[Stated exercise]: Find each line with the string "country" and copy it.

[Records to use]:
═══

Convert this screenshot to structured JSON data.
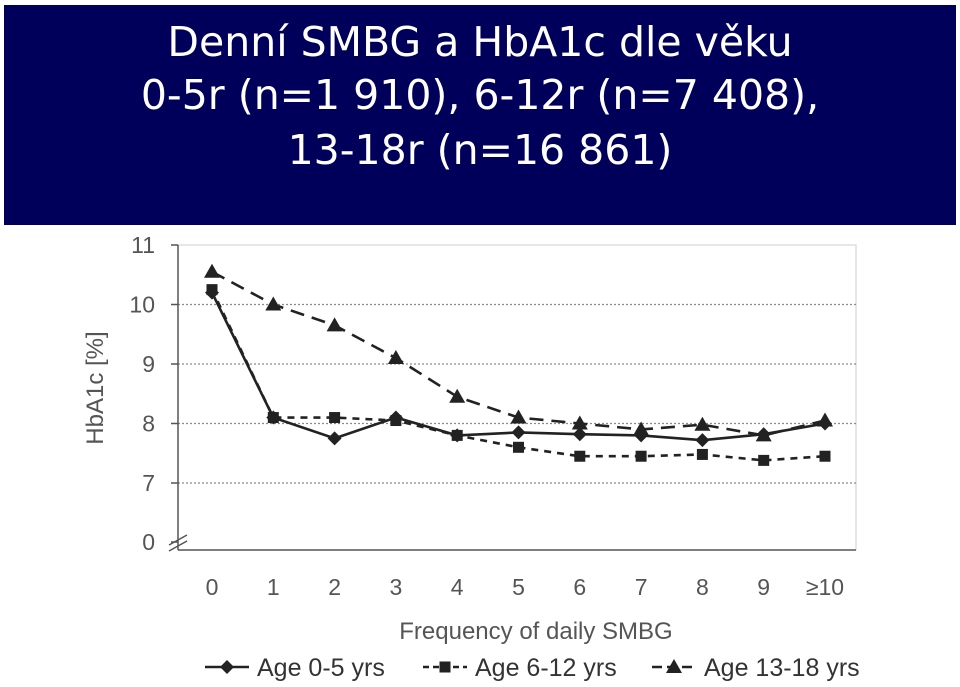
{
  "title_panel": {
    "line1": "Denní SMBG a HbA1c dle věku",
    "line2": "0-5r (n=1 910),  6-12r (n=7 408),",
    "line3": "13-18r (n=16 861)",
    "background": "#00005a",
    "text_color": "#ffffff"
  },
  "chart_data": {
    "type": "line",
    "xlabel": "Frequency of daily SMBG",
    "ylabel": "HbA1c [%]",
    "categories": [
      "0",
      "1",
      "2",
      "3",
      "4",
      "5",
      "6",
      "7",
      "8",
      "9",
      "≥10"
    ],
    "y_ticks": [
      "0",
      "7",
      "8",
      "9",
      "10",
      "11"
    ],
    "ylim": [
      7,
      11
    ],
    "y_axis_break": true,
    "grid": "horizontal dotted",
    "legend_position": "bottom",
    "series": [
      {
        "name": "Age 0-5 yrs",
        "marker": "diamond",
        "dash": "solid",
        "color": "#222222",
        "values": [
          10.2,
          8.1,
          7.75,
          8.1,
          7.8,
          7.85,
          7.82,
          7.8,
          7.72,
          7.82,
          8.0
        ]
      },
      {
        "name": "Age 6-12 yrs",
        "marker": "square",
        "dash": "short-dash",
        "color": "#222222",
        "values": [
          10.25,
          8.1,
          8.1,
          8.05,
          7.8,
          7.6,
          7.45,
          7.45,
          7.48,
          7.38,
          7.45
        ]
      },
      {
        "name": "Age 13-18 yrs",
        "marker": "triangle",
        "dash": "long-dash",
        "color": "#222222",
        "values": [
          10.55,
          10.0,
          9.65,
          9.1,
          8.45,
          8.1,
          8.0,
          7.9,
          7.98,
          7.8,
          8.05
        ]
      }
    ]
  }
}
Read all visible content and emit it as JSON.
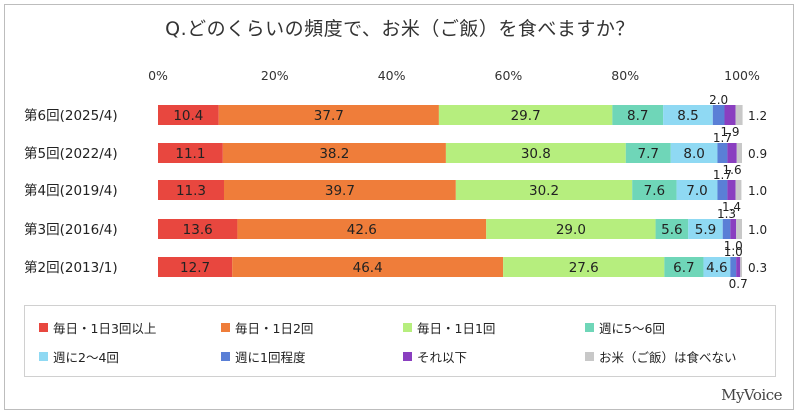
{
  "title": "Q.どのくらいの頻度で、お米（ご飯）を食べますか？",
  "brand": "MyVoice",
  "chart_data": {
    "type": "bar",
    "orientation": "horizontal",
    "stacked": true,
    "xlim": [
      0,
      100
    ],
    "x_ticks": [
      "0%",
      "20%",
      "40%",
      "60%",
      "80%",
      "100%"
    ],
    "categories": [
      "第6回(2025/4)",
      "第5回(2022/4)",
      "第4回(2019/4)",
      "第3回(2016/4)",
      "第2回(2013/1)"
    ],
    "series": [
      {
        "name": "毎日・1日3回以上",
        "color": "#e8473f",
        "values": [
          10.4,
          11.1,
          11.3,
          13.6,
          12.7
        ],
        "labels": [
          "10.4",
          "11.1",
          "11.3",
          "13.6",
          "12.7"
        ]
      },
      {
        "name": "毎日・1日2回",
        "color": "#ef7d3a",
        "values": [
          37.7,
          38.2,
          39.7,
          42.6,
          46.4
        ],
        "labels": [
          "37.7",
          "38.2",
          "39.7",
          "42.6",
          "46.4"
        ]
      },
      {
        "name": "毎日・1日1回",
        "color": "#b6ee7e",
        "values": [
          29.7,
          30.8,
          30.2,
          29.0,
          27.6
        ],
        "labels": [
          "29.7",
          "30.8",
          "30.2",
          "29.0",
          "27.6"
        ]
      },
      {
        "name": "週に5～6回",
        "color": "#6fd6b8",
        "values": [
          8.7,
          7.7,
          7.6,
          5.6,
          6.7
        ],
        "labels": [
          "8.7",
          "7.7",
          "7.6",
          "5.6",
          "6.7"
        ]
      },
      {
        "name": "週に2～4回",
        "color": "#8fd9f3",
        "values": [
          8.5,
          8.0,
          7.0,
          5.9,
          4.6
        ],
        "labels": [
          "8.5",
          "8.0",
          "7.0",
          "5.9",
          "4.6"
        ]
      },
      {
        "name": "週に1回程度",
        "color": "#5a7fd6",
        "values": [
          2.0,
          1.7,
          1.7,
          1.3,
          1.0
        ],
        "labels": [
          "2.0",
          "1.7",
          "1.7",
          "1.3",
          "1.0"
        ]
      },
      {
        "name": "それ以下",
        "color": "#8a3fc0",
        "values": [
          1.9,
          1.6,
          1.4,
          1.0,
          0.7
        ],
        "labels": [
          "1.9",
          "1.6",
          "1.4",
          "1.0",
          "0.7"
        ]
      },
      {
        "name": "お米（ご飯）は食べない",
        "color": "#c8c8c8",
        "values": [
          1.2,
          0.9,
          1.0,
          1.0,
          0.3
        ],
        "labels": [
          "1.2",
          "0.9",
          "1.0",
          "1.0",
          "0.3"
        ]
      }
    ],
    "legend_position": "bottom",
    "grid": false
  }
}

═══

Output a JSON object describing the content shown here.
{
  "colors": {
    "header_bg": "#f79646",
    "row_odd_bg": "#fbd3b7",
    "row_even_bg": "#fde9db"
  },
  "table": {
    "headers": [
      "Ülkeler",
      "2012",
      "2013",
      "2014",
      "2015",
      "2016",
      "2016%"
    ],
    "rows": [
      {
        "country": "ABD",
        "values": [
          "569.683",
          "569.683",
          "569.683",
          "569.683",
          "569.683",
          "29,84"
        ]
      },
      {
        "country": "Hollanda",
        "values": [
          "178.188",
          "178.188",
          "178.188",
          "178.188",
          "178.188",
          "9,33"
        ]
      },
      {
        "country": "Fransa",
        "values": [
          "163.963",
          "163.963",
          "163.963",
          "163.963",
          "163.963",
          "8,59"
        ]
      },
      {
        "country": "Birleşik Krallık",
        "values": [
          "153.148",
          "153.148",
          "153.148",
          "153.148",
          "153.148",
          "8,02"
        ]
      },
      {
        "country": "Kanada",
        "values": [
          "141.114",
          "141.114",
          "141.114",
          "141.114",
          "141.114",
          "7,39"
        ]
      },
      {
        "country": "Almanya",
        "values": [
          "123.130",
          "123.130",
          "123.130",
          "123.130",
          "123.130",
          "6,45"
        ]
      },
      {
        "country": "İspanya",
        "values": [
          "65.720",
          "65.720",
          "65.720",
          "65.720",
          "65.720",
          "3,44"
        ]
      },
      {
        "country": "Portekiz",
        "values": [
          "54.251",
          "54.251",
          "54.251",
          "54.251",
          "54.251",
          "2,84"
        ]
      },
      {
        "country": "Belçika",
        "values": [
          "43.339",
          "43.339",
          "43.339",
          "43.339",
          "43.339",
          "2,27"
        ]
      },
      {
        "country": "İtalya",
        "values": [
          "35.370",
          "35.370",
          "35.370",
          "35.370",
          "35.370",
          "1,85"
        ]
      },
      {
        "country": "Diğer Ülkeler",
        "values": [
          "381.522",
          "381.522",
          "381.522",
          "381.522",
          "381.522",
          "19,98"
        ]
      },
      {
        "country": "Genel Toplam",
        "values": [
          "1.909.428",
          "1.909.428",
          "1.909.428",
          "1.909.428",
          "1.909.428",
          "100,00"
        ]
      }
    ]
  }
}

═══

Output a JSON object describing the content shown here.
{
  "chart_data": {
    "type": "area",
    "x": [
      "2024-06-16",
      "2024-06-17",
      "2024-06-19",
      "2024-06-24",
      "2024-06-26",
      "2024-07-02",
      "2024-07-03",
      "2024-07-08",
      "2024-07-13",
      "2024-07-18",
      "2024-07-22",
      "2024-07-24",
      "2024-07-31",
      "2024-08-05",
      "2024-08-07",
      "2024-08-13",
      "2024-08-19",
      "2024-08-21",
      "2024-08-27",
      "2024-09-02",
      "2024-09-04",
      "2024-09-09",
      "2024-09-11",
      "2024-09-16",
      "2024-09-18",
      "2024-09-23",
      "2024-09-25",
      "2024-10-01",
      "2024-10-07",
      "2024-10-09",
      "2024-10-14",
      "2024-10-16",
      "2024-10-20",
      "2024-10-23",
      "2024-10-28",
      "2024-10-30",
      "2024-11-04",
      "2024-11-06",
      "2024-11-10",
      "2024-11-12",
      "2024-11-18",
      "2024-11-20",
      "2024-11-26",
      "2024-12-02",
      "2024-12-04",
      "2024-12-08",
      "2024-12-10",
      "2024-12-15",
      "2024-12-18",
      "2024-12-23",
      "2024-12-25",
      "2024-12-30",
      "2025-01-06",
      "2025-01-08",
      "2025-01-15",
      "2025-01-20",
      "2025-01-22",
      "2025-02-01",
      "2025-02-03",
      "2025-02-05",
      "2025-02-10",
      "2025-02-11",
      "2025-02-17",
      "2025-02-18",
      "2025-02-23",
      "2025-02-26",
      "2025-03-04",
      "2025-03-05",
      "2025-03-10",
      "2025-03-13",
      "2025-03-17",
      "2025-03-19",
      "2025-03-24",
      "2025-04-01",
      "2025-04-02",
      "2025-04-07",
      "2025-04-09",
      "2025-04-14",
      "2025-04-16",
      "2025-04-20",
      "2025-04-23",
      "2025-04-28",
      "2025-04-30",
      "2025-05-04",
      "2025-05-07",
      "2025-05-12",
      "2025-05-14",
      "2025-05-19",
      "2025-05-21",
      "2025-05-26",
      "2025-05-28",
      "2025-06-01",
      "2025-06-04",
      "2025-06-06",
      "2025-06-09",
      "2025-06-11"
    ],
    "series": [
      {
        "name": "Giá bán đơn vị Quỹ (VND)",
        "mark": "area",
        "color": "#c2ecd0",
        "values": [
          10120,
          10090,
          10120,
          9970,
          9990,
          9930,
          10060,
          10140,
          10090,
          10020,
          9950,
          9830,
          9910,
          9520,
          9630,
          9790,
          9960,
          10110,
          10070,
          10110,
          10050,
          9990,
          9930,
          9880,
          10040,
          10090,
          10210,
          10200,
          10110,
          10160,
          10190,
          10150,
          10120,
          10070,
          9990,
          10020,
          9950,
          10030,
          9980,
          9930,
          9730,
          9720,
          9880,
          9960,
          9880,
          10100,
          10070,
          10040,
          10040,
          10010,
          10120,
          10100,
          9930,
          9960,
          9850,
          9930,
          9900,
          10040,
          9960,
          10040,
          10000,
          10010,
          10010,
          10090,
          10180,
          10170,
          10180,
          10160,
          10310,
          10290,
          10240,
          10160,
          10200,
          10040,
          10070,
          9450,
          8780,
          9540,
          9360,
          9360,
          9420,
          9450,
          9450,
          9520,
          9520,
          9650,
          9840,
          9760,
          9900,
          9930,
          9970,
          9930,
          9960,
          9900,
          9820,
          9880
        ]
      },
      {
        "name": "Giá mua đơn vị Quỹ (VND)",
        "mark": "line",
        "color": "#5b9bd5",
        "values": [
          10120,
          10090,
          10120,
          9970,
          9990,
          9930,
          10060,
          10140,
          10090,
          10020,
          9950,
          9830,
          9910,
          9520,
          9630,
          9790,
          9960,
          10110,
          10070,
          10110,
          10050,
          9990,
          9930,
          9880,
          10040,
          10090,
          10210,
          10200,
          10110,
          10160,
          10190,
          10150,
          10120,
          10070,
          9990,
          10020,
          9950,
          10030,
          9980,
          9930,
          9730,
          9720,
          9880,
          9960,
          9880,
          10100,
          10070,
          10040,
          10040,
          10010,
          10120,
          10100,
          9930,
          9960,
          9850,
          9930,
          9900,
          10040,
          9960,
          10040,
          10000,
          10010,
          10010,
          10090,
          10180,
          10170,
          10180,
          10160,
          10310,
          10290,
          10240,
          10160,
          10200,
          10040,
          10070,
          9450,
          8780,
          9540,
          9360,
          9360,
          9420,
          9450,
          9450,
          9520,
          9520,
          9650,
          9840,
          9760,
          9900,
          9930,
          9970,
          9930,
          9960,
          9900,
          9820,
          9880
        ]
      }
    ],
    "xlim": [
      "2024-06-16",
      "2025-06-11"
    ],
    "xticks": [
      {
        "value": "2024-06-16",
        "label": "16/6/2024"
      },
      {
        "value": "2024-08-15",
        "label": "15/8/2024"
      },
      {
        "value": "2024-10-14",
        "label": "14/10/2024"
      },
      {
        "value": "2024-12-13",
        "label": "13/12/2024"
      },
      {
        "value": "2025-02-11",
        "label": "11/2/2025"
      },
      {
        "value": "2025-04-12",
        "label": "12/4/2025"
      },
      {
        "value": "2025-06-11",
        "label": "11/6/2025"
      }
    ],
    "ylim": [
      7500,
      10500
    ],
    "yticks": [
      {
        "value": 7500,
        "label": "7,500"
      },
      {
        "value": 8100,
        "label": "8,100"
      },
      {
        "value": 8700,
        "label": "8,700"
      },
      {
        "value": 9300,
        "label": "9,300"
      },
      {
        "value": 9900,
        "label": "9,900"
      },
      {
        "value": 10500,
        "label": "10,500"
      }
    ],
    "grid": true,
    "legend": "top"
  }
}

═══

[Result]:
        "country": "ABD",
        "country": "Hollanda",
        "country": "Fransa",
        "country": "Birleşik Krallık",
        "country": "Kanada",
        "country": "Almanya",
        "country": "İspanya",
        "country": "Portekiz",
        "country": "Belçika",
        "country": "İtalya",
        "country": "Diğer Ülkeler",
        "country": "Genel Toplam",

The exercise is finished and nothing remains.